━━ Data for this task

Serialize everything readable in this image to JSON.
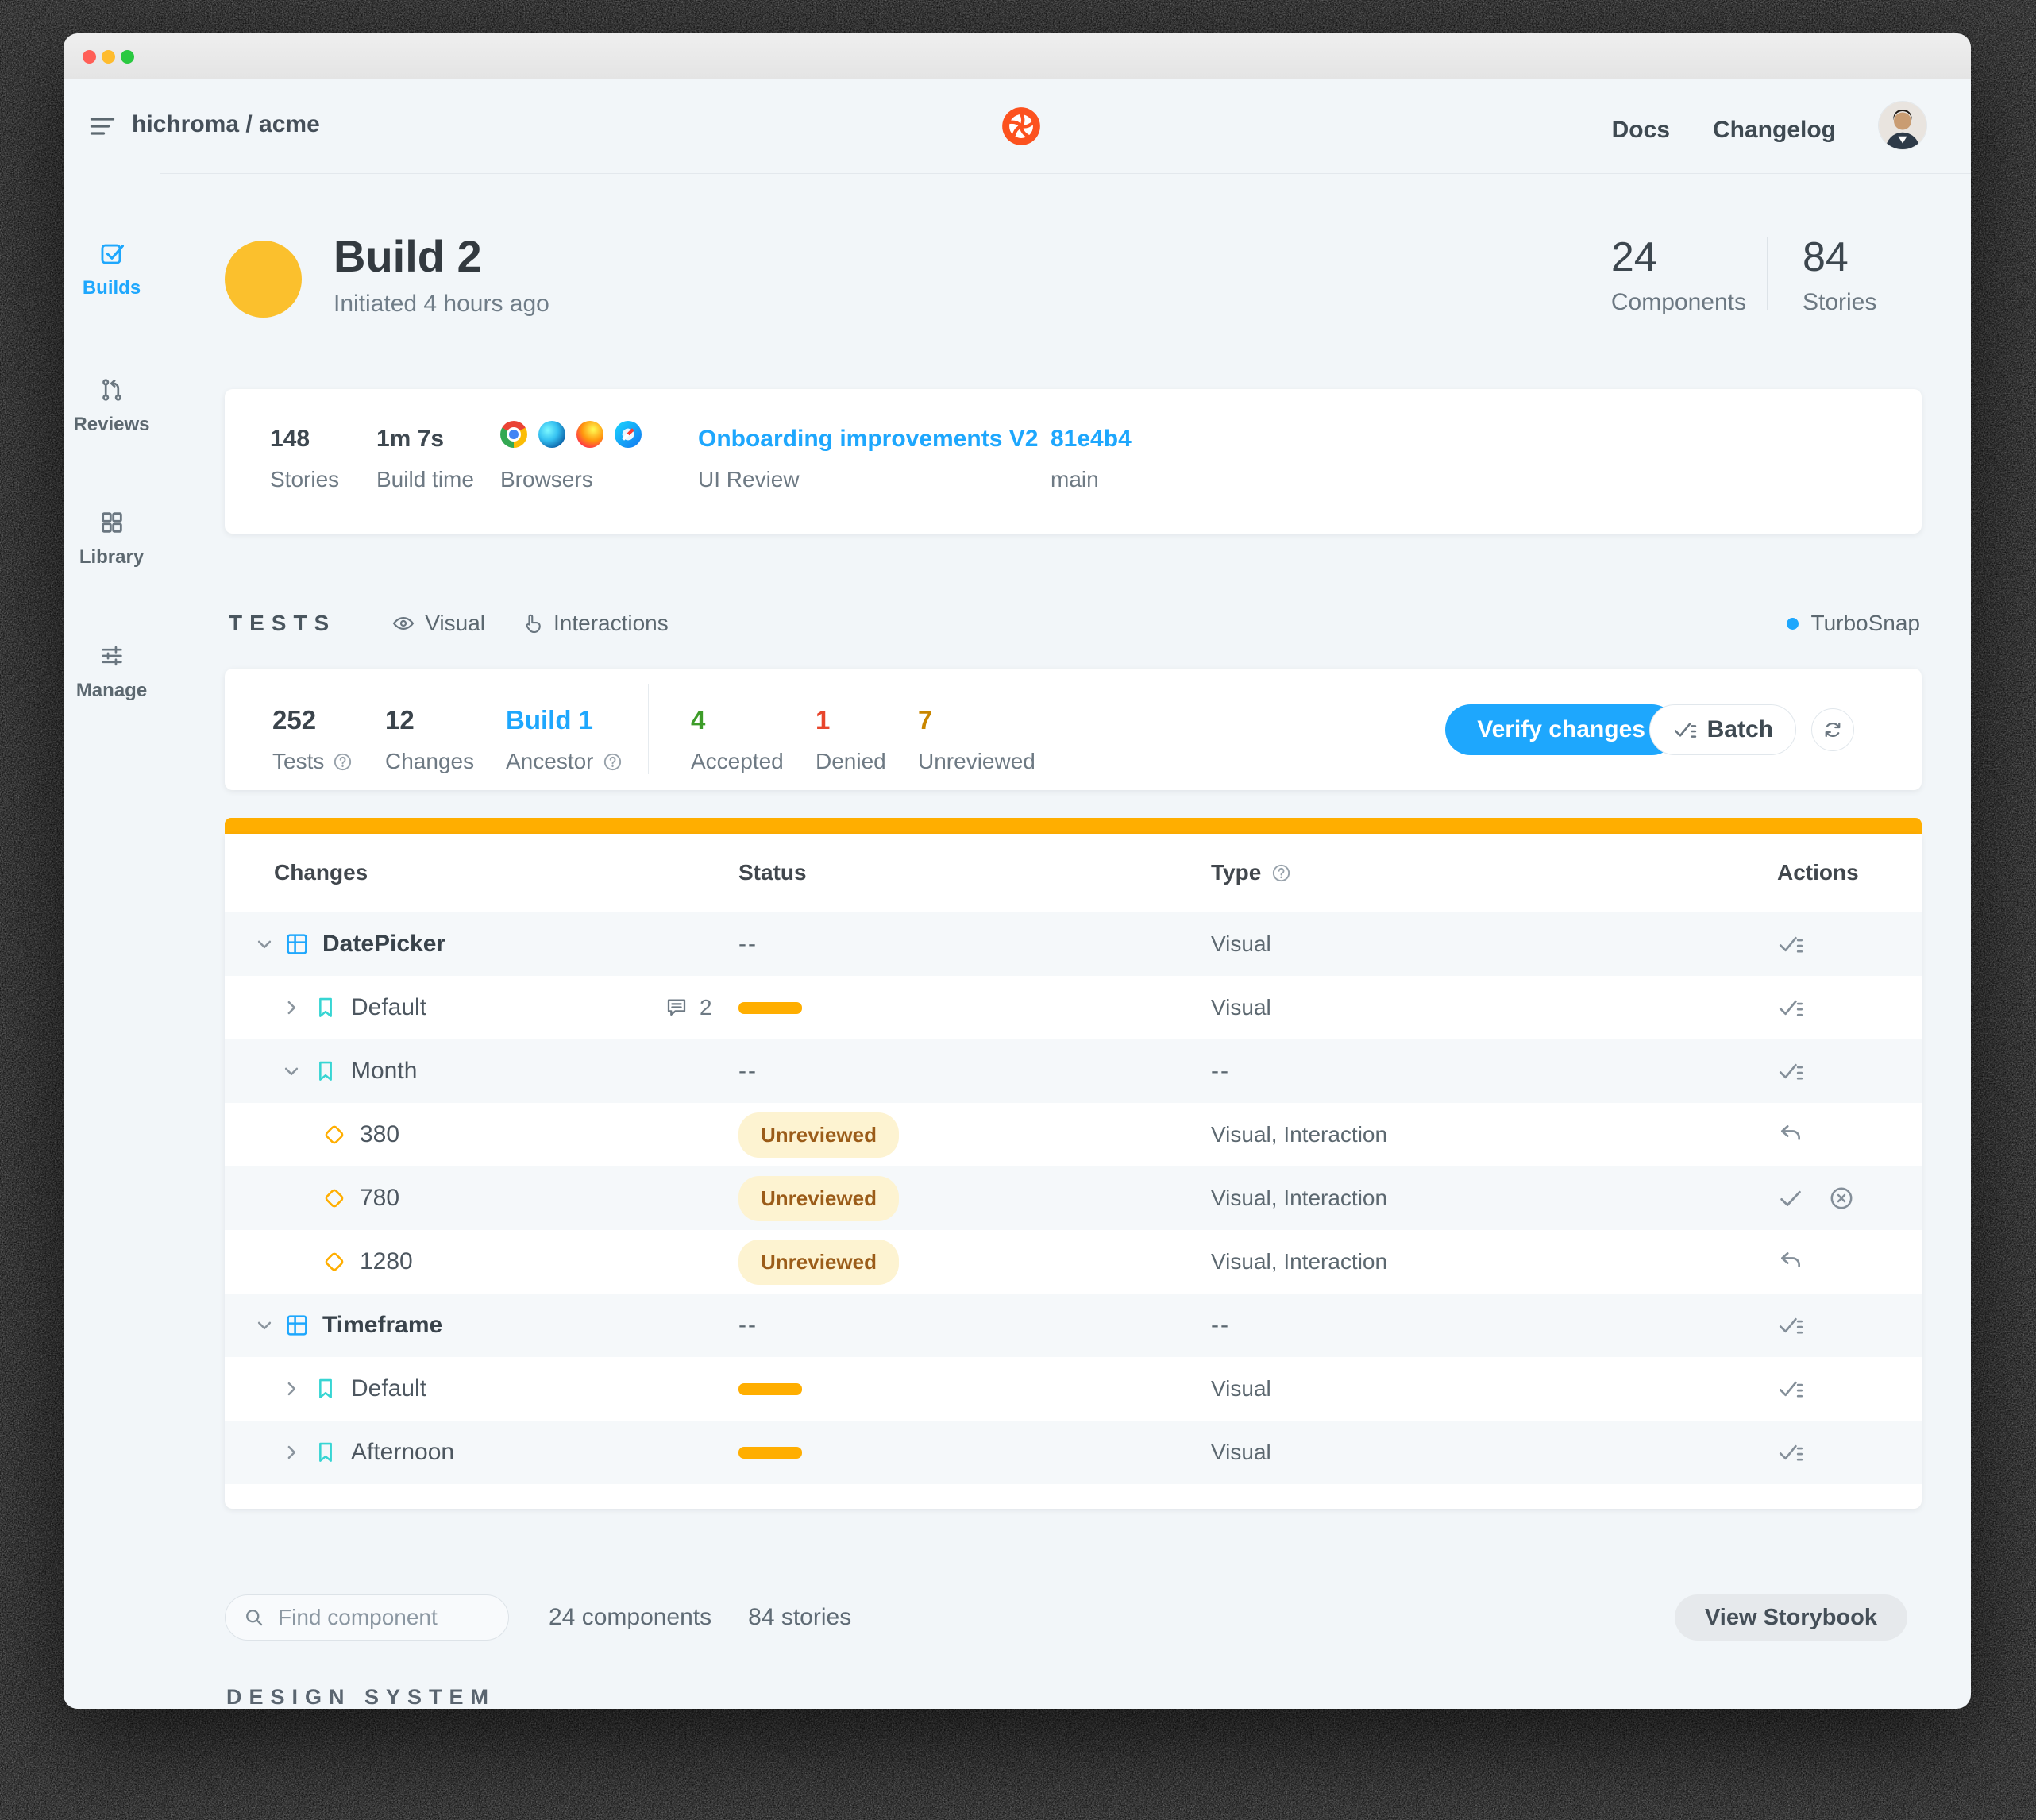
{
  "chrome": {
    "org": "hichroma / acme",
    "docs": "Docs",
    "changelog": "Changelog"
  },
  "sidebar": {
    "items": [
      {
        "label": "Builds",
        "active": true
      },
      {
        "label": "Reviews",
        "active": false
      },
      {
        "label": "Library",
        "active": false
      },
      {
        "label": "Manage",
        "active": false
      }
    ]
  },
  "build": {
    "title": "Build 2",
    "subtitle": "Initiated 4 hours ago",
    "components_value": "24",
    "components_label": "Components",
    "stories_value": "84",
    "stories_label": "Stories"
  },
  "info": {
    "stories_value": "148",
    "stories_label": "Stories",
    "time_value": "1m 7s",
    "time_label": "Build time",
    "browsers_label": "Browsers",
    "browsers": [
      "Chrome",
      "Edge",
      "Firefox",
      "Safari"
    ],
    "review_title": "Onboarding improvements V2",
    "review_label": "UI Review",
    "commit": "81e4b4",
    "branch": "main"
  },
  "tests": {
    "heading": "TESTS",
    "visual": "Visual",
    "interactions": "Interactions",
    "turbosnap": "TurboSnap"
  },
  "summary": {
    "tests_value": "252",
    "tests_label": "Tests",
    "changes_value": "12",
    "changes_label": "Changes",
    "ancestor_value": "Build 1",
    "ancestor_label": "Ancestor",
    "accepted_value": "4",
    "accepted_label": "Accepted",
    "denied_value": "1",
    "denied_label": "Denied",
    "unreviewed_value": "7",
    "unreviewed_label": "Unreviewed",
    "verify": "Verify changes",
    "batch": "Batch"
  },
  "table": {
    "columns": [
      "Changes",
      "Status",
      "Type",
      "Actions"
    ],
    "rows": [
      {
        "level": 0,
        "chevron": "down",
        "icon": "component",
        "label": "DatePicker",
        "status": {
          "kind": "dash"
        },
        "type": "Visual",
        "actions": [
          "batch"
        ],
        "shaded": true
      },
      {
        "level": 1,
        "chevron": "right",
        "icon": "bookmark",
        "label": "Default",
        "status": {
          "kind": "progress",
          "comments": "2"
        },
        "type": "Visual",
        "actions": [
          "batch"
        ],
        "shaded": false
      },
      {
        "level": 1,
        "chevron": "down",
        "icon": "bookmark",
        "label": "Month",
        "status": {
          "kind": "dash"
        },
        "type": "--",
        "actions": [
          "batch"
        ],
        "shaded": true
      },
      {
        "level": 2,
        "chevron": null,
        "icon": "diamond",
        "label": "380",
        "status": {
          "kind": "badge",
          "text": "Unreviewed"
        },
        "type": "Visual, Interaction",
        "actions": [
          "undo"
        ],
        "shaded": false
      },
      {
        "level": 2,
        "chevron": null,
        "icon": "diamond",
        "label": "780",
        "status": {
          "kind": "badge",
          "text": "Unreviewed"
        },
        "type": "Visual, Interaction",
        "actions": [
          "check",
          "deny"
        ],
        "shaded": true
      },
      {
        "level": 2,
        "chevron": null,
        "icon": "diamond",
        "label": "1280",
        "status": {
          "kind": "badge",
          "text": "Unreviewed"
        },
        "type": "Visual, Interaction",
        "actions": [
          "undo"
        ],
        "shaded": false
      },
      {
        "level": 0,
        "chevron": "down",
        "icon": "component",
        "label": "Timeframe",
        "status": {
          "kind": "dash"
        },
        "type": "--",
        "actions": [
          "batch"
        ],
        "shaded": true
      },
      {
        "level": 1,
        "chevron": "right",
        "icon": "bookmark",
        "label": "Default",
        "status": {
          "kind": "progress"
        },
        "type": "Visual",
        "actions": [
          "batch"
        ],
        "shaded": false
      },
      {
        "level": 1,
        "chevron": "right",
        "icon": "bookmark",
        "label": "Afternoon",
        "status": {
          "kind": "progress"
        },
        "type": "Visual",
        "actions": [
          "batch"
        ],
        "shaded": true
      }
    ]
  },
  "footer": {
    "search_placeholder": "Find component",
    "components": "24 components",
    "stories": "84 stories",
    "view_storybook": "View Storybook",
    "heading": "DESIGN SYSTEM"
  },
  "colors": {
    "accent_blue": "#1ea7fd",
    "progress_orange": "#ffae00",
    "accepted_green": "#3d9c29",
    "denied_red": "#e8452c",
    "unreviewed_amber": "#c98600",
    "brand_orange": "#fc521f",
    "bookmark_teal": "#37d5d3",
    "badge_bg": "#fdf3d1"
  }
}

━━━━

▶ [Objective]: Make an exact reproduction of the listing above, without any pictures.

▶ [Exercise result]:
Serialize everything readable in this image to JSON.
{
  "chrome": {
    "org": "hichroma / acme",
    "docs": "Docs",
    "changelog": "Changelog"
  },
  "sidebar": {
    "items": [
      {
        "label": "Builds",
        "active": true
      },
      {
        "label": "Reviews",
        "active": false
      },
      {
        "label": "Library",
        "active": false
      },
      {
        "label": "Manage",
        "active": false
      }
    ]
  },
  "build": {
    "title": "Build 2",
    "subtitle": "Initiated 4 hours ago",
    "components_value": "24",
    "components_label": "Components",
    "stories_value": "84",
    "stories_label": "Stories"
  },
  "info": {
    "stories_value": "148",
    "stories_label": "Stories",
    "time_value": "1m 7s",
    "time_label": "Build time",
    "browsers_label": "Browsers",
    "browsers": [
      "Chrome",
      "Edge",
      "Firefox",
      "Safari"
    ],
    "review_title": "Onboarding improvements V2",
    "review_label": "UI Review",
    "commit": "81e4b4",
    "branch": "main"
  },
  "tests": {
    "heading": "TESTS",
    "visual": "Visual",
    "interactions": "Interactions",
    "turbosnap": "TurboSnap"
  },
  "summary": {
    "tests_value": "252",
    "tests_label": "Tests",
    "changes_value": "12",
    "changes_label": "Changes",
    "ancestor_value": "Build 1",
    "ancestor_label": "Ancestor",
    "accepted_value": "4",
    "accepted_label": "Accepted",
    "denied_value": "1",
    "denied_label": "Denied",
    "unreviewed_value": "7",
    "unreviewed_label": "Unreviewed",
    "verify": "Verify changes",
    "batch": "Batch"
  },
  "table": {
    "columns": [
      "Changes",
      "Status",
      "Type",
      "Actions"
    ],
    "rows": [
      {
        "level": 0,
        "chevron": "down",
        "icon": "component",
        "label": "DatePicker",
        "status": {
          "kind": "dash"
        },
        "type": "Visual",
        "actions": [
          "batch"
        ],
        "shaded": true
      },
      {
        "level": 1,
        "chevron": "right",
        "icon": "bookmark",
        "label": "Default",
        "status": {
          "kind": "progress",
          "comments": "2"
        },
        "type": "Visual",
        "actions": [
          "batch"
        ],
        "shaded": false
      },
      {
        "level": 1,
        "chevron": "down",
        "icon": "bookmark",
        "label": "Month",
        "status": {
          "kind": "dash"
        },
        "type": "--",
        "actions": [
          "batch"
        ],
        "shaded": true
      },
      {
        "level": 2,
        "chevron": null,
        "icon": "diamond",
        "label": "380",
        "status": {
          "kind": "badge",
          "text": "Unreviewed"
        },
        "type": "Visual, Interaction",
        "actions": [
          "undo"
        ],
        "shaded": false
      },
      {
        "level": 2,
        "chevron": null,
        "icon": "diamond",
        "label": "780",
        "status": {
          "kind": "badge",
          "text": "Unreviewed"
        },
        "type": "Visual, Interaction",
        "actions": [
          "check",
          "deny"
        ],
        "shaded": true
      },
      {
        "level": 2,
        "chevron": null,
        "icon": "diamond",
        "label": "1280",
        "status": {
          "kind": "badge",
          "text": "Unreviewed"
        },
        "type": "Visual, Interaction",
        "actions": [
          "undo"
        ],
        "shaded": false
      },
      {
        "level": 0,
        "chevron": "down",
        "icon": "component",
        "label": "Timeframe",
        "status": {
          "kind": "dash"
        },
        "type": "--",
        "actions": [
          "batch"
        ],
        "shaded": true
      },
      {
        "level": 1,
        "chevron": "right",
        "icon": "bookmark",
        "label": "Default",
        "status": {
          "kind": "progress"
        },
        "type": "Visual",
        "actions": [
          "batch"
        ],
        "shaded": false
      },
      {
        "level": 1,
        "chevron": "right",
        "icon": "bookmark",
        "label": "Afternoon",
        "status": {
          "kind": "progress"
        },
        "type": "Visual",
        "actions": [
          "batch"
        ],
        "shaded": true
      }
    ]
  },
  "footer": {
    "search_placeholder": "Find component",
    "components": "24 components",
    "stories": "84 stories",
    "view_storybook": "View Storybook",
    "heading": "DESIGN SYSTEM"
  },
  "colors": {
    "accent_blue": "#1ea7fd",
    "progress_orange": "#ffae00",
    "accepted_green": "#3d9c29",
    "denied_red": "#e8452c",
    "unreviewed_amber": "#c98600",
    "brand_orange": "#fc521f",
    "bookmark_teal": "#37d5d3",
    "badge_bg": "#fdf3d1"
  }
}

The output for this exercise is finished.